Work to complete: Write the data out again exactly, with no pictures.

Records shown:
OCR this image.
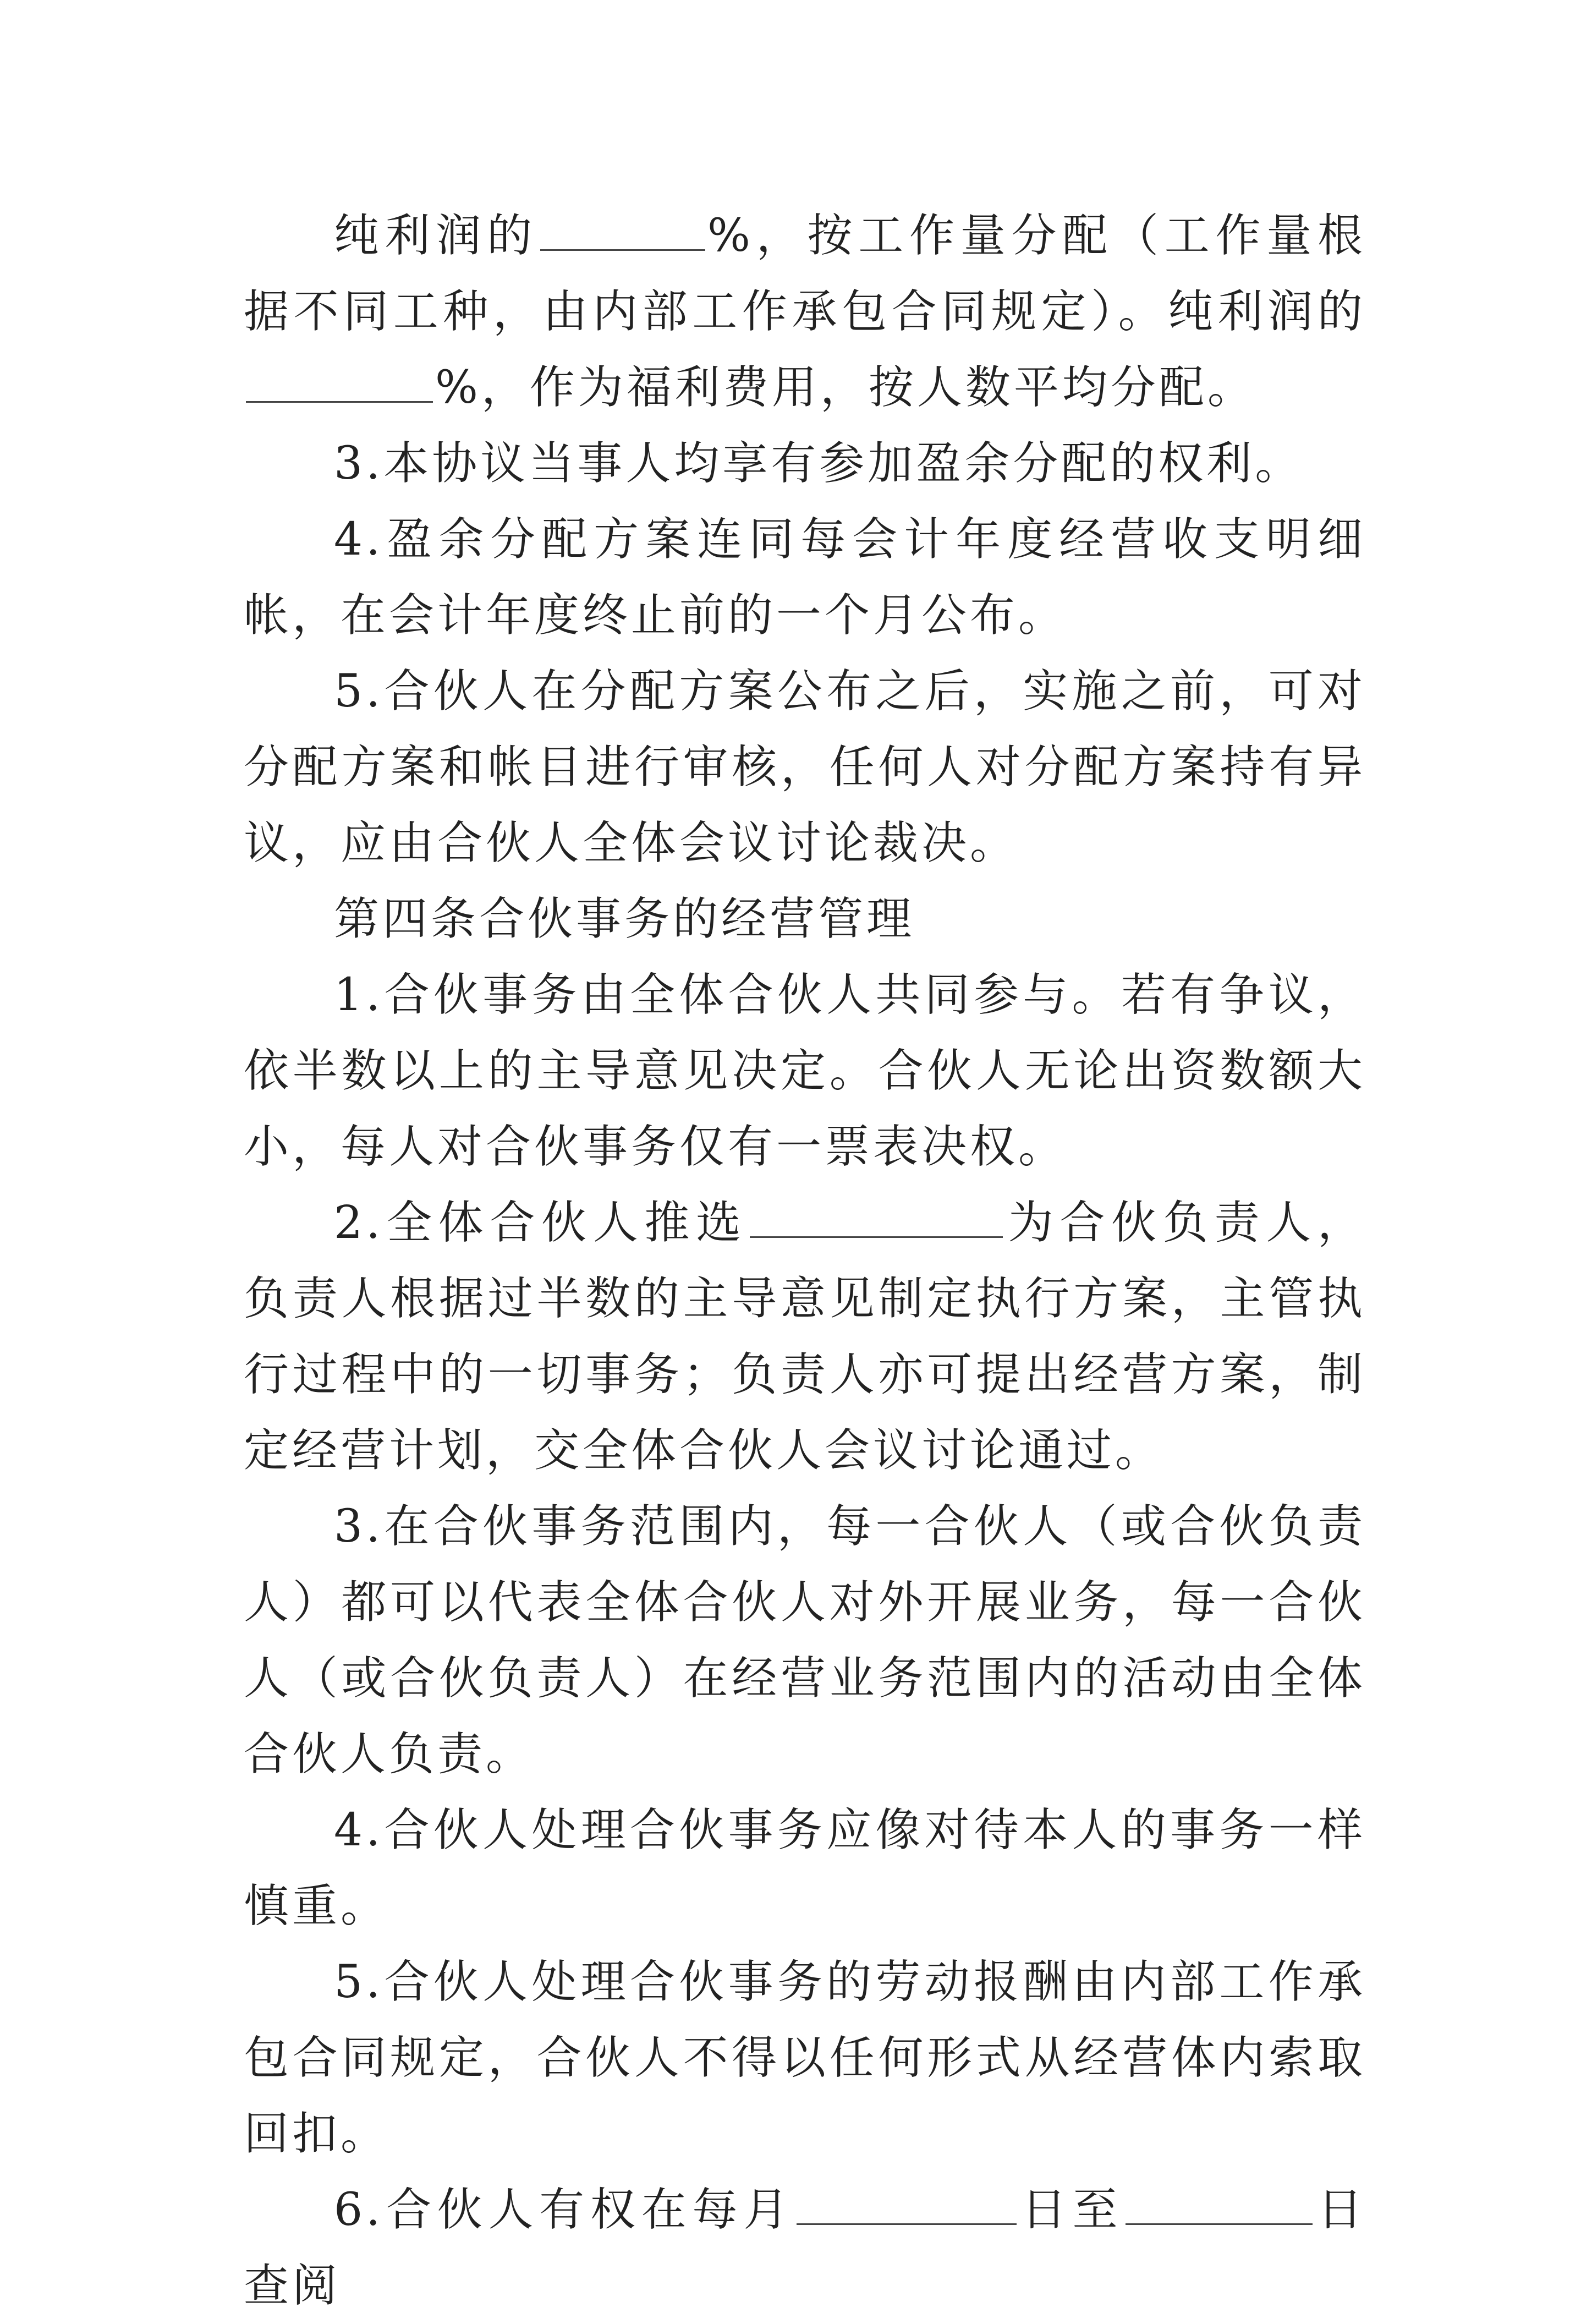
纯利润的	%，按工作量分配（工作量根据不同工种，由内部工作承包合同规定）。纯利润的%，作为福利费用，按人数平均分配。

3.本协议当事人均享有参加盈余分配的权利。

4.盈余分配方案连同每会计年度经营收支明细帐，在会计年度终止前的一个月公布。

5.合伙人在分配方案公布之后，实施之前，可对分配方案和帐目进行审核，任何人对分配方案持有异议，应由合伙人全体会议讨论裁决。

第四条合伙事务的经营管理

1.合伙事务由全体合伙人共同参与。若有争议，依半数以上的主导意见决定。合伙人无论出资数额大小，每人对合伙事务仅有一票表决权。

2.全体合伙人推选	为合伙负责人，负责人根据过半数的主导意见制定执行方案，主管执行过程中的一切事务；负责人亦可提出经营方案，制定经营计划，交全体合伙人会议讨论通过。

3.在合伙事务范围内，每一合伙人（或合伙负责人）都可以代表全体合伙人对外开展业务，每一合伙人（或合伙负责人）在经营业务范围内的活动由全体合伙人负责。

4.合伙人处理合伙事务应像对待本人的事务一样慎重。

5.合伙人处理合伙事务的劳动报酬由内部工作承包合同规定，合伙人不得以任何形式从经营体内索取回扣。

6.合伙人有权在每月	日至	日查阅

Completed exercise:
OCR this image.
纯利润的	%，按工作量分配（工作量根据不同工种，由内部工作承包合同规定）。纯利润的%，作为福利费用，按人数平均分配。

3.本协议当事人均享有参加盈余分配的权利。

4.盈余分配方案连同每会计年度经营收支明细帐，在会计年度终止前的一个月公布。

5.合伙人在分配方案公布之后，实施之前，可对分配方案和帐目进行审核，任何人对分配方案持有异议，应由合伙人全体会议讨论裁决。

第四条合伙事务的经营管理

1.合伙事务由全体合伙人共同参与。若有争议，依半数以上的主导意见决定。合伙人无论出资数额大小，每人对合伙事务仅有一票表决权。

2.全体合伙人推选	为合伙负责人，负责人根据过半数的主导意见制定执行方案，主管执行过程中的一切事务；负责人亦可提出经营方案，制定经营计划，交全体合伙人会议讨论通过。

3.在合伙事务范围内，每一合伙人（或合伙负责人）都可以代表全体合伙人对外开展业务，每一合伙人（或合伙负责人）在经营业务范围内的活动由全体合伙人负责。

4.合伙人处理合伙事务应像对待本人的事务一样慎重。

5.合伙人处理合伙事务的劳动报酬由内部工作承包合同规定，合伙人不得以任何形式从经营体内索取回扣。

6.合伙人有权在每月	日至	日查阅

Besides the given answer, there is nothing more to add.